◆ Do this ◆
Return every record below exactly as written, but leave out the pictures.

◆ Given data ◆
┄┄┄┄┄┄
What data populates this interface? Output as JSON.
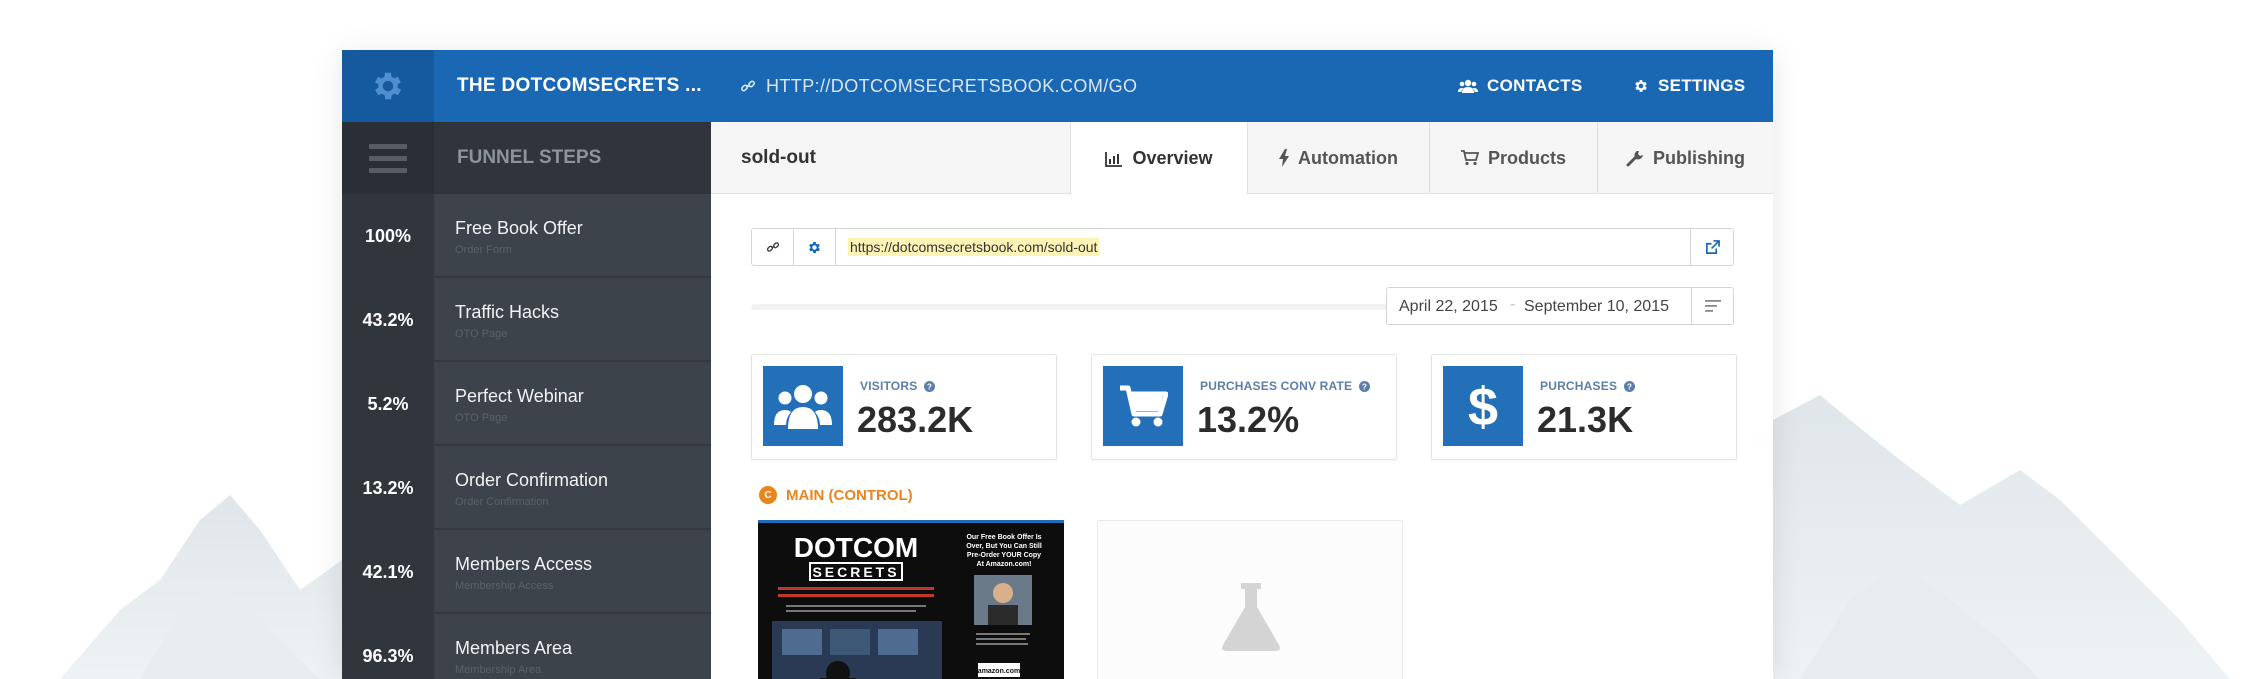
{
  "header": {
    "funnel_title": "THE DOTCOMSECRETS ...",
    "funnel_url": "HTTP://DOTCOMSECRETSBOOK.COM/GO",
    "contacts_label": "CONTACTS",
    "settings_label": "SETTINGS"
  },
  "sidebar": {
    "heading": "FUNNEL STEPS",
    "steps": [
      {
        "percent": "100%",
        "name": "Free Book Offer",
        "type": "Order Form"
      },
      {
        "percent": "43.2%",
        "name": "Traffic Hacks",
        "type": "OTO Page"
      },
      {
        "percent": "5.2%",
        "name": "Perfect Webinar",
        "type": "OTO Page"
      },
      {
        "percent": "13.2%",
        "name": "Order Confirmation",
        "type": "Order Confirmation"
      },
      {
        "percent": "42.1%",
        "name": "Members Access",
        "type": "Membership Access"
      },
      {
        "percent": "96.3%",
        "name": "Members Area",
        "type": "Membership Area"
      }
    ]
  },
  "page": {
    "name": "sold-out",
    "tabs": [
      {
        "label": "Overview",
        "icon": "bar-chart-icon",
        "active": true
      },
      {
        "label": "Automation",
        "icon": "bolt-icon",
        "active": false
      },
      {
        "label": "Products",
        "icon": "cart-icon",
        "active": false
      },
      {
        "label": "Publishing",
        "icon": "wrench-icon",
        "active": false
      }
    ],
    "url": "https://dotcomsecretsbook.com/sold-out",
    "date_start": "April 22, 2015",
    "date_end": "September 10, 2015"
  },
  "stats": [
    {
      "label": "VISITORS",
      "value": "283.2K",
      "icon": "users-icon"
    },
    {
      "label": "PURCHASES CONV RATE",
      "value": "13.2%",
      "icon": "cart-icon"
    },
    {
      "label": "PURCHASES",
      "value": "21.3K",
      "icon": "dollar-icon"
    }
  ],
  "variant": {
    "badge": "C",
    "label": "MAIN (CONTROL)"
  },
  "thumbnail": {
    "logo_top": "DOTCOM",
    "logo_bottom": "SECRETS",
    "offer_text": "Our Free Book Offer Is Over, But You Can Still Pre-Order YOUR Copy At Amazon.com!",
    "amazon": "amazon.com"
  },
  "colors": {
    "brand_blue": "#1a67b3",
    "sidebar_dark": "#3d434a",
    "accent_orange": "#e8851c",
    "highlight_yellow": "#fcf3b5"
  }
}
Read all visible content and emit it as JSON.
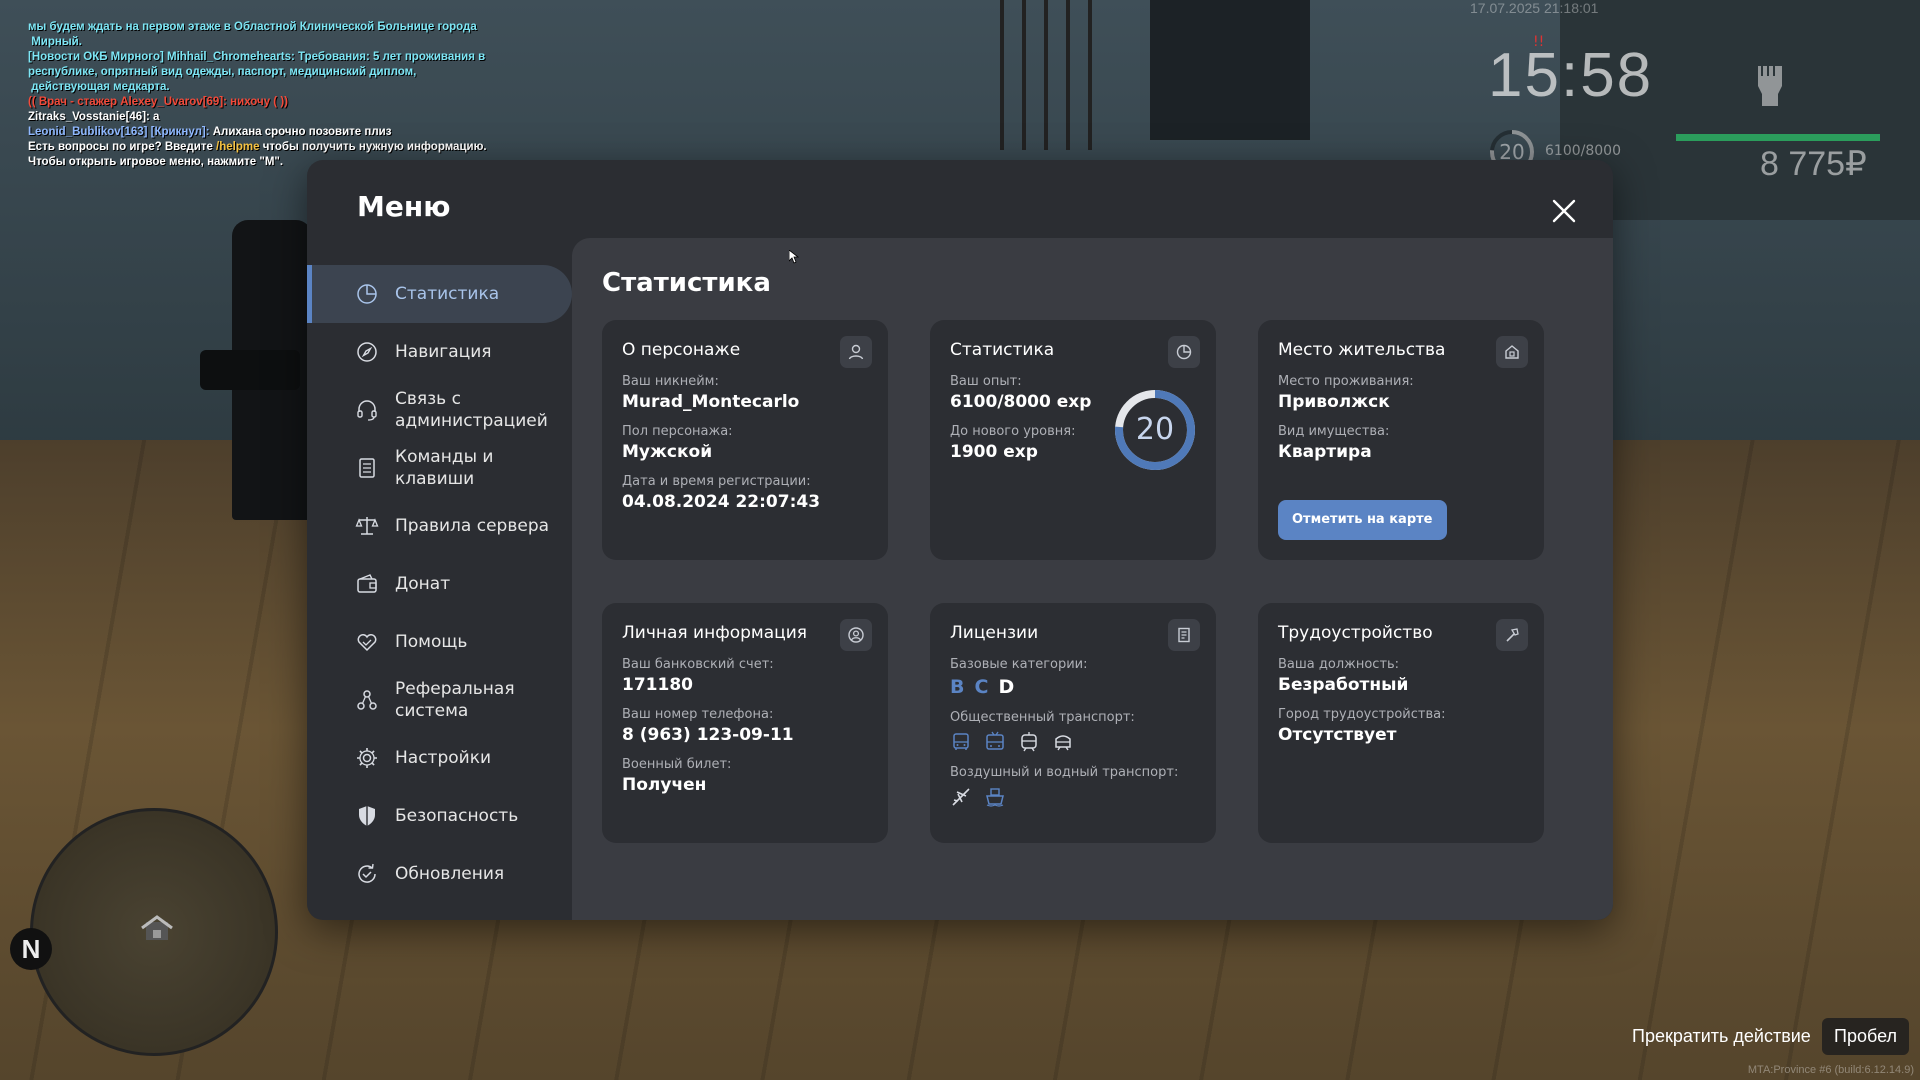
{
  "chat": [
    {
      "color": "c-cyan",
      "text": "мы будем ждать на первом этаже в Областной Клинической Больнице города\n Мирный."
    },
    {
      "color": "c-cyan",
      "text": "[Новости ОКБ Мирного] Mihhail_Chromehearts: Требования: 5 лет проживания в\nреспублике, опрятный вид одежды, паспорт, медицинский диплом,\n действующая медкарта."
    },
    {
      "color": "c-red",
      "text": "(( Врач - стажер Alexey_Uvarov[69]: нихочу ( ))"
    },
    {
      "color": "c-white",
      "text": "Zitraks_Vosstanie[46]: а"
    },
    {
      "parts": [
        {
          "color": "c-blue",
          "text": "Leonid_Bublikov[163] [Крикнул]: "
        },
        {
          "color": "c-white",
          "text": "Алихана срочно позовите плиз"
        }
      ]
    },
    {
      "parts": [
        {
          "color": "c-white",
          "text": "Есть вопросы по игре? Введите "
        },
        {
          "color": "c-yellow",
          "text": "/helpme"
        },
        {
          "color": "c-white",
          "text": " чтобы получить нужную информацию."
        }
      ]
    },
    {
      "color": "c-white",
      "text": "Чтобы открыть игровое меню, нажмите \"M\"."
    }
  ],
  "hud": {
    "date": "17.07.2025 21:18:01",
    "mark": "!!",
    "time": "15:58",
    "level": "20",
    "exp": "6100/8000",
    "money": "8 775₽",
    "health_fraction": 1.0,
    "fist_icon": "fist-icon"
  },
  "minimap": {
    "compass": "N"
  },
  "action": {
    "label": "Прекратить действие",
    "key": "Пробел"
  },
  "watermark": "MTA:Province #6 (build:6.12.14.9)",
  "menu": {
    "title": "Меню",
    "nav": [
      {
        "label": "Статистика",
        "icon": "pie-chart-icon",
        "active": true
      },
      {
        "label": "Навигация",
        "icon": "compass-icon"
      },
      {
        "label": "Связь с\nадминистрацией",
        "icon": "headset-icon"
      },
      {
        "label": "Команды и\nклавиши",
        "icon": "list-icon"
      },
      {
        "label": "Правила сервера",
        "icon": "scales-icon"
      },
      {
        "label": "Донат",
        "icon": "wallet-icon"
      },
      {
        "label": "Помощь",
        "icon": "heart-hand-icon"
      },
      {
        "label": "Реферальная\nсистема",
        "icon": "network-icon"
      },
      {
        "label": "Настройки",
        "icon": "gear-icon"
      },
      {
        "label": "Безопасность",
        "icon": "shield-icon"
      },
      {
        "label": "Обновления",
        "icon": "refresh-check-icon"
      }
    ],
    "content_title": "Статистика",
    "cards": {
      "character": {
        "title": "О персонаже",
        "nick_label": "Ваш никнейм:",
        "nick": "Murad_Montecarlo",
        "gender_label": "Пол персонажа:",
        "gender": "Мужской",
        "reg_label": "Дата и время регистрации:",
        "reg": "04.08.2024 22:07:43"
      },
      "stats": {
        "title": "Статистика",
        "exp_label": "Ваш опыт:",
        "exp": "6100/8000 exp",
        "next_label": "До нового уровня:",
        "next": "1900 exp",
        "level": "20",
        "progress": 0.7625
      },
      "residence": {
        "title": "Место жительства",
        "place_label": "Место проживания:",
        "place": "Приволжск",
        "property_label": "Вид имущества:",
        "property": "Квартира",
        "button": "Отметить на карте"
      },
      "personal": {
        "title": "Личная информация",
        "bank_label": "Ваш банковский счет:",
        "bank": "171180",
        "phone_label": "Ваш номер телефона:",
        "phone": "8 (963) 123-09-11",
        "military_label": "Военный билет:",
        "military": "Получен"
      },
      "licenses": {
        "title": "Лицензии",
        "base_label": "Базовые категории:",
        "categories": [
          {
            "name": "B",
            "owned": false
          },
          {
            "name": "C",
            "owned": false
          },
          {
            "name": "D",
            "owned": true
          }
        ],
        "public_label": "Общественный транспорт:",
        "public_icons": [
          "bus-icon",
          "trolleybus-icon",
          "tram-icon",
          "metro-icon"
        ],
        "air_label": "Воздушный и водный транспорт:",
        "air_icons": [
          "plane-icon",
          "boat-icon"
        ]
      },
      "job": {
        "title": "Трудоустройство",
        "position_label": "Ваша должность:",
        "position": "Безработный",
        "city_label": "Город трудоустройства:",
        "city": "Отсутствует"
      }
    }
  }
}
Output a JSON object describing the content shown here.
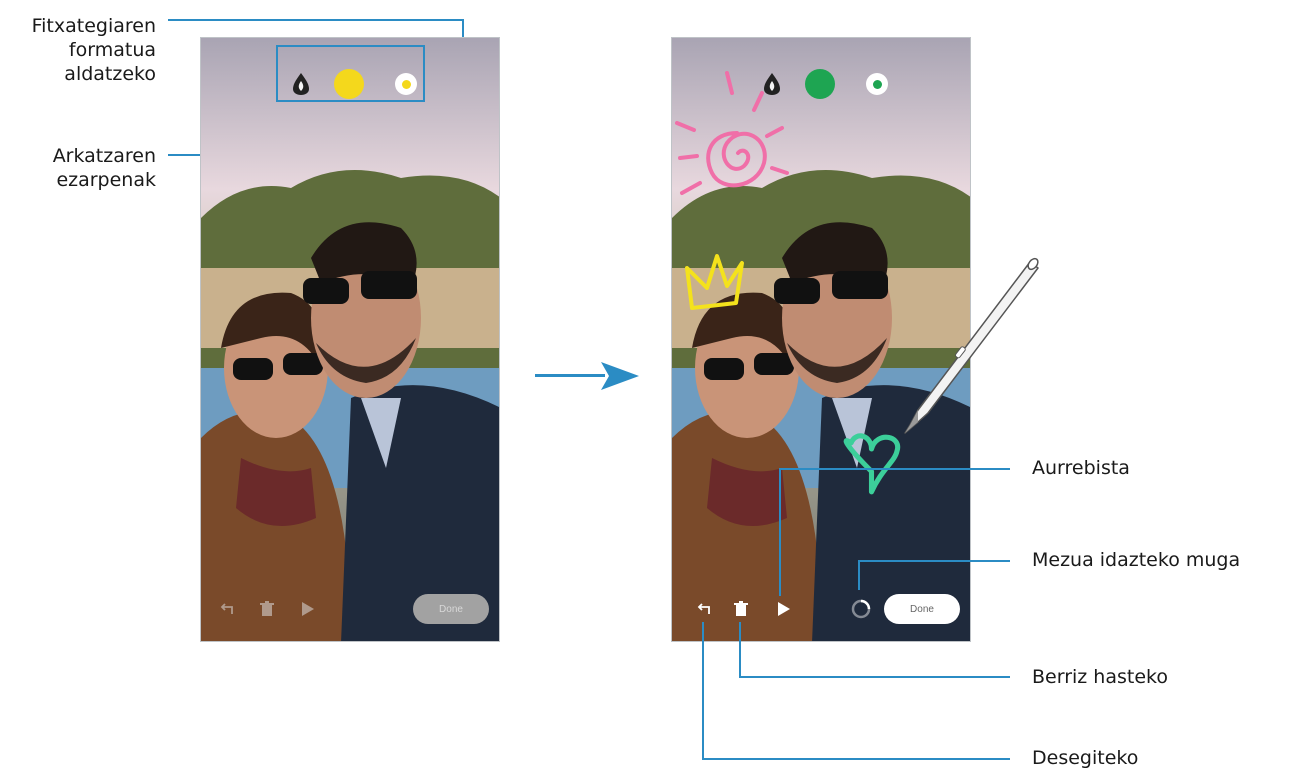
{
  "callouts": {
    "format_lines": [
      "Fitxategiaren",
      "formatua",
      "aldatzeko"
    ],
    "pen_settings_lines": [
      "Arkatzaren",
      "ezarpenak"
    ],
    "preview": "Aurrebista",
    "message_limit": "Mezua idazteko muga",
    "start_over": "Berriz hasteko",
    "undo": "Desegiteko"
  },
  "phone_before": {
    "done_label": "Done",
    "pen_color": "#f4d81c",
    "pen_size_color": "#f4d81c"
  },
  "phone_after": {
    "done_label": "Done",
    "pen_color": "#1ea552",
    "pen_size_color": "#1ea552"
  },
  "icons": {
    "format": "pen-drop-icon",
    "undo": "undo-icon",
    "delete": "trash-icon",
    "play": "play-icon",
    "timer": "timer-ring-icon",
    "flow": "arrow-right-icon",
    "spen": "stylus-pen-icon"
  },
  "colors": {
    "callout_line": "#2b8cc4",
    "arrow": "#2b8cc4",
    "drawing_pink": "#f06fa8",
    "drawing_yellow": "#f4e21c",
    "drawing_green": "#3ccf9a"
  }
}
┄┄┄┄┄┄
◆ Reply to the exercise ◆
What data populates this interface? Output as JSON.
{
  "header": {
    "funnel_title": "THE DOTCOMSECRETS ...",
    "funnel_url": "HTTP://DOTCOMSECRETSBOOK.COM/GO",
    "contacts_label": "CONTACTS",
    "settings_label": "SETTINGS"
  },
  "sidebar": {
    "heading": "FUNNEL STEPS",
    "steps": [
      {
        "percent": "100%",
        "name": "Free Book Offer",
        "type": "Order Form"
      },
      {
        "percent": "43.2%",
        "name": "Traffic Hacks",
        "type": "OTO Page"
      },
      {
        "percent": "5.2%",
        "name": "Perfect Webinar",
        "type": "OTO Page"
      },
      {
        "percent": "13.2%",
        "name": "Order Confirmation",
        "type": "Order Confirmation"
      },
      {
        "percent": "42.1%",
        "name": "Members Access",
        "type": "Membership Access"
      },
      {
        "percent": "96.3%",
        "name": "Members Area",
        "type": "Membership Area"
      }
    ]
  },
  "page": {
    "name": "sold-out",
    "tabs": [
      {
        "label": "Overview",
        "icon": "bar-chart-icon",
        "active": true
      },
      {
        "label": "Automation",
        "icon": "bolt-icon",
        "active": false
      },
      {
        "label": "Products",
        "icon": "cart-icon",
        "active": false
      },
      {
        "label": "Publishing",
        "icon": "wrench-icon",
        "active": false
      }
    ],
    "url": "https://dotcomsecretsbook.com/sold-out",
    "date_start": "April 22, 2015",
    "date_end": "September 10, 2015"
  },
  "stats": [
    {
      "label": "VISITORS",
      "value": "283.2K",
      "icon": "users-icon"
    },
    {
      "label": "PURCHASES CONV RATE",
      "value": "13.2%",
      "icon": "cart-icon"
    },
    {
      "label": "PURCHASES",
      "value": "21.3K",
      "icon": "dollar-icon"
    }
  ],
  "variant": {
    "badge": "C",
    "label": "MAIN (CONTROL)"
  },
  "thumbnail": {
    "logo_top": "DOTCOM",
    "logo_bottom": "SECRETS",
    "offer_text": "Our Free Book Offer Is Over, But You Can Still Pre-Order YOUR Copy At Amazon.com!",
    "amazon": "amazon.com"
  },
  "colors": {
    "brand_blue": "#1a67b3",
    "sidebar_dark": "#3d434a",
    "accent_orange": "#e8851c",
    "highlight_yellow": "#fcf3b5"
  }
}
Read all visible content and emit it as JSON.
{
  "chat": [
    {
      "color": "c-cyan",
      "text": "мы будем ждать на первом этаже в Областной Клинической Больнице города\n Мирный."
    },
    {
      "color": "c-cyan",
      "text": "[Новости ОКБ Мирного] Mihhail_Chromehearts: Требования: 5 лет проживания в\nреспублике, опрятный вид одежды, паспорт, медицинский диплом,\n действующая медкарта."
    },
    {
      "color": "c-red",
      "text": "(( Врач - стажер Alexey_Uvarov[69]: нихочу ( ))"
    },
    {
      "color": "c-white",
      "text": "Zitraks_Vosstanie[46]: а"
    },
    {
      "parts": [
        {
          "color": "c-blue",
          "text": "Leonid_Bublikov[163] [Крикнул]: "
        },
        {
          "color": "c-white",
          "text": "Алихана срочно позовите плиз"
        }
      ]
    },
    {
      "parts": [
        {
          "color": "c-white",
          "text": "Есть вопросы по игре? Введите "
        },
        {
          "color": "c-yellow",
          "text": "/helpme"
        },
        {
          "color": "c-white",
          "text": " чтобы получить нужную информацию."
        }
      ]
    },
    {
      "color": "c-white",
      "text": "Чтобы открыть игровое меню, нажмите \"M\"."
    }
  ],
  "hud": {
    "date": "17.07.2025 21:18:01",
    "mark": "!!",
    "time": "15:58",
    "level": "20",
    "exp": "6100/8000",
    "money": "8 775₽",
    "health_fraction": 1.0,
    "fist_icon": "fist-icon"
  },
  "minimap": {
    "compass": "N"
  },
  "action": {
    "label": "Прекратить действие",
    "key": "Пробел"
  },
  "watermark": "MTA:Province #6 (build:6.12.14.9)",
  "menu": {
    "title": "Меню",
    "nav": [
      {
        "label": "Статистика",
        "icon": "pie-chart-icon",
        "active": true
      },
      {
        "label": "Навигация",
        "icon": "compass-icon"
      },
      {
        "label": "Связь с\nадминистрацией",
        "icon": "headset-icon"
      },
      {
        "label": "Команды и\nклавиши",
        "icon": "list-icon"
      },
      {
        "label": "Правила сервера",
        "icon": "scales-icon"
      },
      {
        "label": "Донат",
        "icon": "wallet-icon"
      },
      {
        "label": "Помощь",
        "icon": "heart-hand-icon"
      },
      {
        "label": "Реферальная\nсистема",
        "icon": "network-icon"
      },
      {
        "label": "Настройки",
        "icon": "gear-icon"
      },
      {
        "label": "Безопасность",
        "icon": "shield-icon"
      },
      {
        "label": "Обновления",
        "icon": "refresh-check-icon"
      }
    ],
    "content_title": "Статистика",
    "cards": {
      "character": {
        "title": "О персонаже",
        "nick_label": "Ваш никнейм:",
        "nick": "Murad_Montecarlo",
        "gender_label": "Пол персонажа:",
        "gender": "Мужской",
        "reg_label": "Дата и время регистрации:",
        "reg": "04.08.2024 22:07:43"
      },
      "stats": {
        "title": "Статистика",
        "exp_label": "Ваш опыт:",
        "exp": "6100/8000 exp",
        "next_label": "До нового уровня:",
        "next": "1900 exp",
        "level": "20",
        "progress": 0.7625
      },
      "residence": {
        "title": "Место жительства",
        "place_label": "Место проживания:",
        "place": "Приволжск",
        "property_label": "Вид имущества:",
        "property": "Квартира",
        "button": "Отметить на карте"
      },
      "personal": {
        "title": "Личная информация",
        "bank_label": "Ваш банковский счет:",
        "bank": "171180",
        "phone_label": "Ваш номер телефона:",
        "phone": "8 (963) 123-09-11",
        "military_label": "Военный билет:",
        "military": "Получен"
      },
      "licenses": {
        "title": "Лицензии",
        "base_label": "Базовые категории:",
        "categories": [
          {
            "name": "B",
            "owned": false
          },
          {
            "name": "C",
            "owned": false
          },
          {
            "name": "D",
            "owned": true
          }
        ],
        "public_label": "Общественный транспорт:",
        "public_icons": [
          "bus-icon",
          "trolleybus-icon",
          "tram-icon",
          "metro-icon"
        ],
        "air_label": "Воздушный и водный транспорт:",
        "air_icons": [
          "plane-icon",
          "boat-icon"
        ]
      },
      "job": {
        "title": "Трудоустройство",
        "position_label": "Ваша должность:",
        "position": "Безработный",
        "city_label": "Город трудоустройства:",
        "city": "Отсутствует"
      }
    }
  }
}
Output a JSON object describing the content shown here.
{
  "callouts": {
    "format_lines": [
      "Fitxategiaren",
      "formatua",
      "aldatzeko"
    ],
    "pen_settings_lines": [
      "Arkatzaren",
      "ezarpenak"
    ],
    "preview": "Aurrebista",
    "message_limit": "Mezua idazteko muga",
    "start_over": "Berriz hasteko",
    "undo": "Desegiteko"
  },
  "phone_before": {
    "done_label": "Done",
    "pen_color": "#f4d81c",
    "pen_size_color": "#f4d81c"
  },
  "phone_after": {
    "done_label": "Done",
    "pen_color": "#1ea552",
    "pen_size_color": "#1ea552"
  },
  "icons": {
    "format": "pen-drop-icon",
    "undo": "undo-icon",
    "delete": "trash-icon",
    "play": "play-icon",
    "timer": "timer-ring-icon",
    "flow": "arrow-right-icon",
    "spen": "stylus-pen-icon"
  },
  "colors": {
    "callout_line": "#2b8cc4",
    "arrow": "#2b8cc4",
    "drawing_pink": "#f06fa8",
    "drawing_yellow": "#f4e21c",
    "drawing_green": "#3ccf9a"
  }
}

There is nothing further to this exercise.